▶ _TASK DIRECTIONS_
Repeat the data word for word, from its first line through the line holding "y2-tick-label: 7 xyxy=(548,450,558,467)", inclusive.
begin
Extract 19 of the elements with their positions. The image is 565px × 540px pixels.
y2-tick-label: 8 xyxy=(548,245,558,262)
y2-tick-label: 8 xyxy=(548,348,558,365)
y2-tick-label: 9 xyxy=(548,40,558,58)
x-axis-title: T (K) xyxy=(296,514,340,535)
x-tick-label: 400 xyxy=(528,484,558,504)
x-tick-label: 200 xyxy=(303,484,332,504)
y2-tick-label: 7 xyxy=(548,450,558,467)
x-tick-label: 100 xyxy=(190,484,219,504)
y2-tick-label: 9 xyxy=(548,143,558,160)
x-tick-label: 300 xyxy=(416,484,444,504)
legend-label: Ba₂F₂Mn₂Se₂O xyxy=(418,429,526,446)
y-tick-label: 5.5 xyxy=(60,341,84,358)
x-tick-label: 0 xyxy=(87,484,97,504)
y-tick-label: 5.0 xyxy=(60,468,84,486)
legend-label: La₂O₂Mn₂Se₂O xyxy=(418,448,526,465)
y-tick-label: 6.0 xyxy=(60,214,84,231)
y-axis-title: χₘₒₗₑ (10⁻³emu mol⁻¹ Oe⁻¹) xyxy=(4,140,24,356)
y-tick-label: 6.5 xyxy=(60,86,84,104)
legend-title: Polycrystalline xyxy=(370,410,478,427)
end
▶ _TASK RESPONSE_
Extract 19 of the elements with their positions. The image is 565px × 540px pixels.
y2-tick-label: 8 xyxy=(548,245,558,262)
y2-tick-label: 8 xyxy=(548,348,558,365)
y2-tick-label: 9 xyxy=(548,40,558,58)
x-axis-title: T (K) xyxy=(296,514,340,535)
x-tick-label: 400 xyxy=(528,484,558,504)
x-tick-label: 200 xyxy=(303,484,332,504)
y2-tick-label: 7 xyxy=(548,450,558,467)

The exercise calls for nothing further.